● **Objective**:
Select the lines below containing the word "type".

● **Data to process**:

======

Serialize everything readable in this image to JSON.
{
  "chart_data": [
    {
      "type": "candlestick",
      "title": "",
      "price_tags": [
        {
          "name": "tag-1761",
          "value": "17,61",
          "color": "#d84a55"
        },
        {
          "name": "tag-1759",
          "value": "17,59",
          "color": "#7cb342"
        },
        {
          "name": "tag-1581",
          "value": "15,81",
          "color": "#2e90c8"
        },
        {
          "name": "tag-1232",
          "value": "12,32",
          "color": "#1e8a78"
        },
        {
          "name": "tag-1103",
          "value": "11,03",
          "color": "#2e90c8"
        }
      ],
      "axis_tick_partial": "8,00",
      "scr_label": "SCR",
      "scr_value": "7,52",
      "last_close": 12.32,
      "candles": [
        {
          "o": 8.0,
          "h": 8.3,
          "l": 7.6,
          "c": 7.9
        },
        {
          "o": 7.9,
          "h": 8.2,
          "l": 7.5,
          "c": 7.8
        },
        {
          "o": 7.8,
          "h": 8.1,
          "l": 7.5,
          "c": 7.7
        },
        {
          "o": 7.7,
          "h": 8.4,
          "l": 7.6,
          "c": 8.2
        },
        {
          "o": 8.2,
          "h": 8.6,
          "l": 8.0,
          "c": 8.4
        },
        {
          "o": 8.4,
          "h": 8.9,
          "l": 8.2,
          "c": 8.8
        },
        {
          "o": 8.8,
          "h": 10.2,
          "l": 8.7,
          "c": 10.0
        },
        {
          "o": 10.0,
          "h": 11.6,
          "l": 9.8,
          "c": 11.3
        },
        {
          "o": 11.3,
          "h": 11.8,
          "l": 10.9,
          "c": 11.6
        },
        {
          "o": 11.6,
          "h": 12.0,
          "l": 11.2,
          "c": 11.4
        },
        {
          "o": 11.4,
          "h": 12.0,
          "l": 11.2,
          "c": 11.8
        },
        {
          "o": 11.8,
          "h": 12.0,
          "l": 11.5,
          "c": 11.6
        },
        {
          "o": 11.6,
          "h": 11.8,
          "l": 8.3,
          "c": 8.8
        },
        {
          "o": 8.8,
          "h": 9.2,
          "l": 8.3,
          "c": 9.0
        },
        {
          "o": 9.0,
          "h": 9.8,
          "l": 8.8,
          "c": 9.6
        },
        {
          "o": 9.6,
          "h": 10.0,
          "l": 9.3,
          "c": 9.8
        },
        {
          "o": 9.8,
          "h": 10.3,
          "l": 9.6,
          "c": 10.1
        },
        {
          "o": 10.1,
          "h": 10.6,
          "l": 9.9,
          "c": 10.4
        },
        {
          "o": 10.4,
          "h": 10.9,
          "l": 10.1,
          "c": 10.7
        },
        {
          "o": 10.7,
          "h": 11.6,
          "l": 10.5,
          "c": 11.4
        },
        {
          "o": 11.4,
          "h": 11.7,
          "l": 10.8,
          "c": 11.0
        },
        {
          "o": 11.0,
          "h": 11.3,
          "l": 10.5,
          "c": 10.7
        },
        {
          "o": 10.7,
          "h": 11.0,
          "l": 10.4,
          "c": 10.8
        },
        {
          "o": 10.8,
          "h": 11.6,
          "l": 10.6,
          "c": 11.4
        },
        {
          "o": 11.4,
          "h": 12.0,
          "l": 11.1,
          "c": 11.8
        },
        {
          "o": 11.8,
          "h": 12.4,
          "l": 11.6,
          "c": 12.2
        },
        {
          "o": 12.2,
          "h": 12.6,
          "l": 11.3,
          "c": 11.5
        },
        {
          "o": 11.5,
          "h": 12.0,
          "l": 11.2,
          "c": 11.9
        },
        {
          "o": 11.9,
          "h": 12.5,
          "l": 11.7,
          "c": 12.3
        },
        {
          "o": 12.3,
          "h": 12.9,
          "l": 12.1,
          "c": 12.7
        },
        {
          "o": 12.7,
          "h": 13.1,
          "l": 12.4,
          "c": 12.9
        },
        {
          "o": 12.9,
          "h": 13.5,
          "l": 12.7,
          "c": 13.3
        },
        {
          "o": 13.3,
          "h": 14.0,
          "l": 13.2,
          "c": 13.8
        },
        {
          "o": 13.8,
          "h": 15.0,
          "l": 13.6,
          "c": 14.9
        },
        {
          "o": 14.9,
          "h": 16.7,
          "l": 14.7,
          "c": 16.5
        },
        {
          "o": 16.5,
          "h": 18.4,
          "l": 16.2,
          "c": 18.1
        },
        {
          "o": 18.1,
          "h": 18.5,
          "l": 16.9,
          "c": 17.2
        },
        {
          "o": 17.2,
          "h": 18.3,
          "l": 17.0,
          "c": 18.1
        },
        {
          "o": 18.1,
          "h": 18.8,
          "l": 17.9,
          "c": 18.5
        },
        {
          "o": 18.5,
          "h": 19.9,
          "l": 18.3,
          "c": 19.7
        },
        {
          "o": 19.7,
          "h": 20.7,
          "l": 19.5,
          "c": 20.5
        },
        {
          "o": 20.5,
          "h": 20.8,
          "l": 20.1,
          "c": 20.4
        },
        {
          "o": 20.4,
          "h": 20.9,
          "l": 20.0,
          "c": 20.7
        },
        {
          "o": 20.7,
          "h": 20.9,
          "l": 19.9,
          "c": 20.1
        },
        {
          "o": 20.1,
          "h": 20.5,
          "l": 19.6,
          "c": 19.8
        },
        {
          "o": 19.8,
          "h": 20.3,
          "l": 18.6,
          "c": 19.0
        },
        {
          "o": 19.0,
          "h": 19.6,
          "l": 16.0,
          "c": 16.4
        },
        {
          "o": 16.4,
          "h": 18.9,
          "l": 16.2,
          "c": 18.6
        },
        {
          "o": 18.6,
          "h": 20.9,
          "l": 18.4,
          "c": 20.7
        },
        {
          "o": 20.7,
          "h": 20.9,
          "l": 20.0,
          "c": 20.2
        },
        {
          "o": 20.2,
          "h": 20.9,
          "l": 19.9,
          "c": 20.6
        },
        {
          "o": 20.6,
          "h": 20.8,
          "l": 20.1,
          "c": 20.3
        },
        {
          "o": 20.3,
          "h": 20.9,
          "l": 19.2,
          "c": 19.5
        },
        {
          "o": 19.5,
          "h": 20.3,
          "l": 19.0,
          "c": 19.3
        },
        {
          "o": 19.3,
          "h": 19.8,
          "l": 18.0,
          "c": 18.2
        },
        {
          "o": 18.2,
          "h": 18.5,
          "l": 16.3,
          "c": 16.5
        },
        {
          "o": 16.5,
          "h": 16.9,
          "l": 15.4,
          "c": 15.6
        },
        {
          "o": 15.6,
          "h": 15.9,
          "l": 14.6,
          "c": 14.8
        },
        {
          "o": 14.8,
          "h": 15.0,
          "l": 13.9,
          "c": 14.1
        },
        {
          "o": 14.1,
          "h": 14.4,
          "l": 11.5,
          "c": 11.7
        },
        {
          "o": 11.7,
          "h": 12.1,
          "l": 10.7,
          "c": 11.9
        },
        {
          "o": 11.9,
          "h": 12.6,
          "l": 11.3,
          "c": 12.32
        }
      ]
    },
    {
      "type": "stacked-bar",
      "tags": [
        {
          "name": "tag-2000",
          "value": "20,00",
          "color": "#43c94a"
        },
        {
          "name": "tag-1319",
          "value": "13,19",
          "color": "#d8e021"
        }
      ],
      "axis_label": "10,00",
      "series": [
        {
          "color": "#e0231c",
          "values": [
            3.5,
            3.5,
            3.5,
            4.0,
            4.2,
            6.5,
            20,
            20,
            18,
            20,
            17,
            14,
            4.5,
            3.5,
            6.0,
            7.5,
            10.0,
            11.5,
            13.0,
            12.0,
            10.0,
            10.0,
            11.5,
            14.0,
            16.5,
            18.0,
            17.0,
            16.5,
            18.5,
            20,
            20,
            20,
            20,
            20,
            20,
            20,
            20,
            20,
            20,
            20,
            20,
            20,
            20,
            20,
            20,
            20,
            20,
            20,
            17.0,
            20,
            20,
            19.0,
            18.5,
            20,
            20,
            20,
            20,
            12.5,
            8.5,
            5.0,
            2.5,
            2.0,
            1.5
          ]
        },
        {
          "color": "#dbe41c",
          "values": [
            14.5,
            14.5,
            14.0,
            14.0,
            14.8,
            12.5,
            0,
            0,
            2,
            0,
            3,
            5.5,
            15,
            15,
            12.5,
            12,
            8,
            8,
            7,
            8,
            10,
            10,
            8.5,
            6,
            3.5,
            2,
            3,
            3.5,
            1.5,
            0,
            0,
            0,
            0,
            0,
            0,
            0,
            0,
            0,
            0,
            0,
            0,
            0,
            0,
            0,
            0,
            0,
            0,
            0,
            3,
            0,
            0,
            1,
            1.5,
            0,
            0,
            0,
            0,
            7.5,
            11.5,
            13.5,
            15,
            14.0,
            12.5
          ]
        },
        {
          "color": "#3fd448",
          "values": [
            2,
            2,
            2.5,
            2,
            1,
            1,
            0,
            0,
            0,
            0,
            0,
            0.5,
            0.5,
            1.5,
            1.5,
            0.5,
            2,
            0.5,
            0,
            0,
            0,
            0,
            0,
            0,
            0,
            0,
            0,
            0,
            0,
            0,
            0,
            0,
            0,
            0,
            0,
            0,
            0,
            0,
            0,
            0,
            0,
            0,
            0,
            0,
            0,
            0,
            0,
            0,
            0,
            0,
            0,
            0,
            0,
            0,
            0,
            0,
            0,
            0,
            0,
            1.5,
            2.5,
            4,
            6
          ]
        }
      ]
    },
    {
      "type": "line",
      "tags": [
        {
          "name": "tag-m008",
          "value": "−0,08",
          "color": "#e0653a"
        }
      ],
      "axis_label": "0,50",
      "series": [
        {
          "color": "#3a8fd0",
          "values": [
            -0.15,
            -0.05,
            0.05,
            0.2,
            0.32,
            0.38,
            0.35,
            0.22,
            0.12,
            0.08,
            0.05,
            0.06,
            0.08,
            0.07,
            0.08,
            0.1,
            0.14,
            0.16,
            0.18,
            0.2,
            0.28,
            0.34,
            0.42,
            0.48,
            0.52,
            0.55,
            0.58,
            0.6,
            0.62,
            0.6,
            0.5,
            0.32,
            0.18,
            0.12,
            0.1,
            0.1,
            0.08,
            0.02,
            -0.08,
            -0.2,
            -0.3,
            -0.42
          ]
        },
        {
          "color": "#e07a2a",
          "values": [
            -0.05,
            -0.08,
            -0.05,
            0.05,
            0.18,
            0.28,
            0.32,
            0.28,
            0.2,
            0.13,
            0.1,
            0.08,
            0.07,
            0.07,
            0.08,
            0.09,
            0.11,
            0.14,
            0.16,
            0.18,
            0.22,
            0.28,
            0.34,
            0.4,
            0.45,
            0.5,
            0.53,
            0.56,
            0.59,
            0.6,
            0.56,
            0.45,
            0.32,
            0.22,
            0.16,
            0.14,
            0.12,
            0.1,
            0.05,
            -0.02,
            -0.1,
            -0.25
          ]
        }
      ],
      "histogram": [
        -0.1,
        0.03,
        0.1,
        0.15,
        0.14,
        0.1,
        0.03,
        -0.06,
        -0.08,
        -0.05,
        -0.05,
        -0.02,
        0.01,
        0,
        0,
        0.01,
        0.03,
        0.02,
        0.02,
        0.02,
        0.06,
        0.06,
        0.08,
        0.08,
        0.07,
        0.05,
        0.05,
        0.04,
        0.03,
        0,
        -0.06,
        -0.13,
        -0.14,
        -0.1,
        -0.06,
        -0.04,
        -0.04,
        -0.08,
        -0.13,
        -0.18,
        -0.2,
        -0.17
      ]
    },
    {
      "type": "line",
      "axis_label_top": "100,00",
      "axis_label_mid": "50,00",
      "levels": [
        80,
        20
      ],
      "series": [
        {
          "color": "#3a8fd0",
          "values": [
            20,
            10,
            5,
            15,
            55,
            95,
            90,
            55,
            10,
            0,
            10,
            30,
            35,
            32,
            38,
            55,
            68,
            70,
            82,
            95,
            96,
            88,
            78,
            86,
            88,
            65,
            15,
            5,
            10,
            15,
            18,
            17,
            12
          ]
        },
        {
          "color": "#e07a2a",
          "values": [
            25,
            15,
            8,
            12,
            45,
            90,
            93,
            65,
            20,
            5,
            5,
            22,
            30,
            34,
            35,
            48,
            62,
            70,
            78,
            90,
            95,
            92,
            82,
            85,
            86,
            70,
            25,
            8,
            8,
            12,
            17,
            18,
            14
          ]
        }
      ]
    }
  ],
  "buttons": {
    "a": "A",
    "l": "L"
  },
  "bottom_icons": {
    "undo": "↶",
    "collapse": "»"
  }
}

======

● **Solution to the exercise**:
      "type": "candlestick",
      "type": "stacked-bar",
      "type": "line",
      "type": "line",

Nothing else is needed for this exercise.